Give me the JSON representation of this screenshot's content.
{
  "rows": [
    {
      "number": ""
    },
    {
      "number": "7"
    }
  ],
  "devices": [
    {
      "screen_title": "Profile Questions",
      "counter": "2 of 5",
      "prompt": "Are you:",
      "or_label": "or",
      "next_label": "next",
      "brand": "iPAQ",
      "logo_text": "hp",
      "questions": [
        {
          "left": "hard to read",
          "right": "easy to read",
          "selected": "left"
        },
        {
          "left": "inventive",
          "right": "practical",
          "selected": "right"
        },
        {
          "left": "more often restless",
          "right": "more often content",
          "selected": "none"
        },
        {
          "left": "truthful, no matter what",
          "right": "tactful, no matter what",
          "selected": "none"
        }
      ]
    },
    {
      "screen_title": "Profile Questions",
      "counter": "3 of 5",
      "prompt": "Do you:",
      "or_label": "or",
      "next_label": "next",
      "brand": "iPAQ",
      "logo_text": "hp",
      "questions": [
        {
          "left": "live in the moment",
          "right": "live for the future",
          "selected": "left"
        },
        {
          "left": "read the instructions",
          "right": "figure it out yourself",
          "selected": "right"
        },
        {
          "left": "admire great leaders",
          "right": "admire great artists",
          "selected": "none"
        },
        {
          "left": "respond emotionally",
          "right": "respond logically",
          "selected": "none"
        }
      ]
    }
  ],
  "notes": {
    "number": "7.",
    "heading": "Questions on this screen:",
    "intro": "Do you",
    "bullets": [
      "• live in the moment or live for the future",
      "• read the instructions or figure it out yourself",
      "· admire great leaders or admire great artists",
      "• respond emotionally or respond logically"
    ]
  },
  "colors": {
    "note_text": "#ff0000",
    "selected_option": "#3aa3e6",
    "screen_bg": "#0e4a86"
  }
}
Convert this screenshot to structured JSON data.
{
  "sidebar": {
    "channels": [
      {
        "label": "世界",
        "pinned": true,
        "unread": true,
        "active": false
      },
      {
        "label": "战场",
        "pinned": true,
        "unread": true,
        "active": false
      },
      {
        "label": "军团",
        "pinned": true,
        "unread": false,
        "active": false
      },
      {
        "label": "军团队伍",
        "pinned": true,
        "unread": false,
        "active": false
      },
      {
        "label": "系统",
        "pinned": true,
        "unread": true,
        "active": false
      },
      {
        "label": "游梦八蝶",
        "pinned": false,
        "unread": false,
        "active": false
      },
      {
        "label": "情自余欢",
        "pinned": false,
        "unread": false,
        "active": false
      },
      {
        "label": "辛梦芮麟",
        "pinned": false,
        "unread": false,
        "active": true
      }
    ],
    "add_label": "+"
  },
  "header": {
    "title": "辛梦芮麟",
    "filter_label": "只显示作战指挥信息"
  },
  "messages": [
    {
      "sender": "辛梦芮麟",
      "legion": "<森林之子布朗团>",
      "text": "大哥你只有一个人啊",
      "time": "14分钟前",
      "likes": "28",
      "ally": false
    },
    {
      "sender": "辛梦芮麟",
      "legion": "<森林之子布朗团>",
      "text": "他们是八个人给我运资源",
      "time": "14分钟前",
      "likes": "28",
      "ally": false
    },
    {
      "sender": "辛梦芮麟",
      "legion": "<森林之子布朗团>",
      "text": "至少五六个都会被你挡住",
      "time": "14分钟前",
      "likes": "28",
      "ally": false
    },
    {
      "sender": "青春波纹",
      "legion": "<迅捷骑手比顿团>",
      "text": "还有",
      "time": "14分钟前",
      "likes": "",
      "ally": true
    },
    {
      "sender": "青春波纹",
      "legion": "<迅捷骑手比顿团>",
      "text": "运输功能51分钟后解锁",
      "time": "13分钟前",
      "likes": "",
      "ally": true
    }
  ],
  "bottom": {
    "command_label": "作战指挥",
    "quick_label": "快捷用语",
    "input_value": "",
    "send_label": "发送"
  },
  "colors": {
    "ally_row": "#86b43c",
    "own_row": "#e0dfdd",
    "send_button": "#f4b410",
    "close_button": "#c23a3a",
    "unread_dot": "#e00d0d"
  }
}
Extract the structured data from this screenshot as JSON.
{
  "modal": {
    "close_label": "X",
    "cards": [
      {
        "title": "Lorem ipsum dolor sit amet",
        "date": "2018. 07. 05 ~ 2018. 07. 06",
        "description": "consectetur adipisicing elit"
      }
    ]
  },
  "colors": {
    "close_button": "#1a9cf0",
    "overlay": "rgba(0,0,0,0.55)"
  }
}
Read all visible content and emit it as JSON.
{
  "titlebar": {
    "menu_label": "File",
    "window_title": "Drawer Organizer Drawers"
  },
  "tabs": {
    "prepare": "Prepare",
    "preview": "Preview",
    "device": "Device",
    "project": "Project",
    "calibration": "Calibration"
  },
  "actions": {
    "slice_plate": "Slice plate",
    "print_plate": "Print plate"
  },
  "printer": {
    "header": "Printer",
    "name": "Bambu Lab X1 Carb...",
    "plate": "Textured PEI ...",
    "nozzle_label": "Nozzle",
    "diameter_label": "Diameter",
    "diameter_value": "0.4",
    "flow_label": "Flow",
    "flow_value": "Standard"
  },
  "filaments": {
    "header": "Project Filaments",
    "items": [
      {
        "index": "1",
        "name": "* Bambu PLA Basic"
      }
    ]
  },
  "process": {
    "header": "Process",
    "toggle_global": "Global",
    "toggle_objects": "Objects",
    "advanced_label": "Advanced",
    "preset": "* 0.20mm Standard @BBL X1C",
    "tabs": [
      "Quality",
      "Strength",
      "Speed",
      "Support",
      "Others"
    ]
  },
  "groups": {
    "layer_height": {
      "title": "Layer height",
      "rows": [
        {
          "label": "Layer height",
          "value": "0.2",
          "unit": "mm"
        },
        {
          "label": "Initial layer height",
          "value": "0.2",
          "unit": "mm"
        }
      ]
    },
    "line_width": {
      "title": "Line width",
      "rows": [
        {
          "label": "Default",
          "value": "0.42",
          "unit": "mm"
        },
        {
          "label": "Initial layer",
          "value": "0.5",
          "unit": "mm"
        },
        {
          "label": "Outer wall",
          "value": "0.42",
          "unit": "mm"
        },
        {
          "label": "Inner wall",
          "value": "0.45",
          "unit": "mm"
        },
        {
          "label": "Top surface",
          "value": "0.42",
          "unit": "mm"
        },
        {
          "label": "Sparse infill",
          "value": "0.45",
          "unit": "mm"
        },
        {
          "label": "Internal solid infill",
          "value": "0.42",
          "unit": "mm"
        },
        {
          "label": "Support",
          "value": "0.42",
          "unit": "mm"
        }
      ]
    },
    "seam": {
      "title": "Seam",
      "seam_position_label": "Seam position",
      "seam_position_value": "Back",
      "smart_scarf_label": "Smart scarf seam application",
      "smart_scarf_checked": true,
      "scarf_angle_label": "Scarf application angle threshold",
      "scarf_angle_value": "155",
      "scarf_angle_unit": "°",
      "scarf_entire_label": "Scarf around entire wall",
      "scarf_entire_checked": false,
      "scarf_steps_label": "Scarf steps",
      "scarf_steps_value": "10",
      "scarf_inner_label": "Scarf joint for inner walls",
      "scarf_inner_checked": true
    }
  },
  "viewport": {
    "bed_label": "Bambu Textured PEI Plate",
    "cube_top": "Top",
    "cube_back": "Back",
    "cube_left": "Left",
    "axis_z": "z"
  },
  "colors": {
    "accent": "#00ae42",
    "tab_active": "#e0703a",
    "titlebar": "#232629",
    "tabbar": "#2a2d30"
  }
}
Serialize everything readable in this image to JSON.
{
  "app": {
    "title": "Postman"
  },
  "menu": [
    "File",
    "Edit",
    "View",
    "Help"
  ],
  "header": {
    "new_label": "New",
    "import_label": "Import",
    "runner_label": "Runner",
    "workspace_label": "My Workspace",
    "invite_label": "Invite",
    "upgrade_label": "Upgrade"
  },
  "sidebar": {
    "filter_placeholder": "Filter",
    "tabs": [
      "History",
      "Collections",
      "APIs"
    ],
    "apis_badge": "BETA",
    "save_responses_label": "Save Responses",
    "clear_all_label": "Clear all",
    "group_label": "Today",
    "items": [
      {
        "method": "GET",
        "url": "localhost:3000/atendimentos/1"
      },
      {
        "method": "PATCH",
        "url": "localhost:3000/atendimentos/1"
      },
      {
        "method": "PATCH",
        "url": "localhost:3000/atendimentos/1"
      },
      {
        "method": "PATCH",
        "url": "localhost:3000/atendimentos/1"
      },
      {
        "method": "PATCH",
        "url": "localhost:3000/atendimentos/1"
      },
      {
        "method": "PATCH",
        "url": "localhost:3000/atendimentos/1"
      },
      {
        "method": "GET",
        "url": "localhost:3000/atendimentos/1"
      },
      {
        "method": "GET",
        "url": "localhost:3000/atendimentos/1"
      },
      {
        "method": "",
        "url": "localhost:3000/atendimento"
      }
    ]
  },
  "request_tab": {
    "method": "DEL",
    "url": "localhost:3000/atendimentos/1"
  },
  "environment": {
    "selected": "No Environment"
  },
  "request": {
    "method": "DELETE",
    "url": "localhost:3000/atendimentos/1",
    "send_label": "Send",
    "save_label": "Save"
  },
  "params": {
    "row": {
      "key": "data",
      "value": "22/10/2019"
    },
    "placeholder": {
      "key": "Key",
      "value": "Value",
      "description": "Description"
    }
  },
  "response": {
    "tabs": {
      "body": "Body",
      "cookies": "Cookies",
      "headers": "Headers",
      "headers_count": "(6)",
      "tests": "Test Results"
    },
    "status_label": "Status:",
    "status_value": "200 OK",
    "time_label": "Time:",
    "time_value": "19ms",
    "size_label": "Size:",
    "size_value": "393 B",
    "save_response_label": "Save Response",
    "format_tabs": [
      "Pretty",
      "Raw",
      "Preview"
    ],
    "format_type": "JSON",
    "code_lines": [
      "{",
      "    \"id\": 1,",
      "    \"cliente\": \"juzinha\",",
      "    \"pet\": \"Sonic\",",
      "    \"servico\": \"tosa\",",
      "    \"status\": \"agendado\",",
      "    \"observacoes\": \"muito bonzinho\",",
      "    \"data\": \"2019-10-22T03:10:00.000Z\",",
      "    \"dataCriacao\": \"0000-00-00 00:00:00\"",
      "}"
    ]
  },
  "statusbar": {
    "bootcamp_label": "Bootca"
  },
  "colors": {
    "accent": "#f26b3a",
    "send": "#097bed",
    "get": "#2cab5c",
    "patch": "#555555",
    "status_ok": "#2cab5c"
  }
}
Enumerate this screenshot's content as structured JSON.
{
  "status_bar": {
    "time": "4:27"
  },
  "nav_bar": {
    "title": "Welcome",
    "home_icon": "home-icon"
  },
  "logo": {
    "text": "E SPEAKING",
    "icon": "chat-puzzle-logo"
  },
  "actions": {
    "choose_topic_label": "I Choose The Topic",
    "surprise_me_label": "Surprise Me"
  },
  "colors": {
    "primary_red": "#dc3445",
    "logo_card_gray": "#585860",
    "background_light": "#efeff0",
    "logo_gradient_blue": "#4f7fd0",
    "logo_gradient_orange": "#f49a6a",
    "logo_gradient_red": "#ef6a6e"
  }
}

----

### INSTRUCTIONS TO FOLLOW:
Every line from the one holding "Enumerate this screenshot's" through the final line of the listing must be echoed exactly; leave out all other lines.

### OUTPUT OF THE EXERCISE:
Enumerate this screenshot's content as structured JSON.
{
  "status_bar": {
    "time": "4:27"
  },
  "nav_bar": {
    "title": "Welcome",
    "home_icon": "home-icon"
  },
  "logo": {
    "text": "E SPEAKING",
    "icon": "chat-puzzle-logo"
  },
  "actions": {
    "choose_topic_label": "I Choose The Topic",
    "surprise_me_label": "Surprise Me"
  },
  "colors": {
    "primary_red": "#dc3445",
    "logo_card_gray": "#585860",
    "background_light": "#efeff0",
    "logo_gradient_blue": "#4f7fd0",
    "logo_gradient_orange": "#f49a6a",
    "logo_gradient_red": "#ef6a6e"
  }
}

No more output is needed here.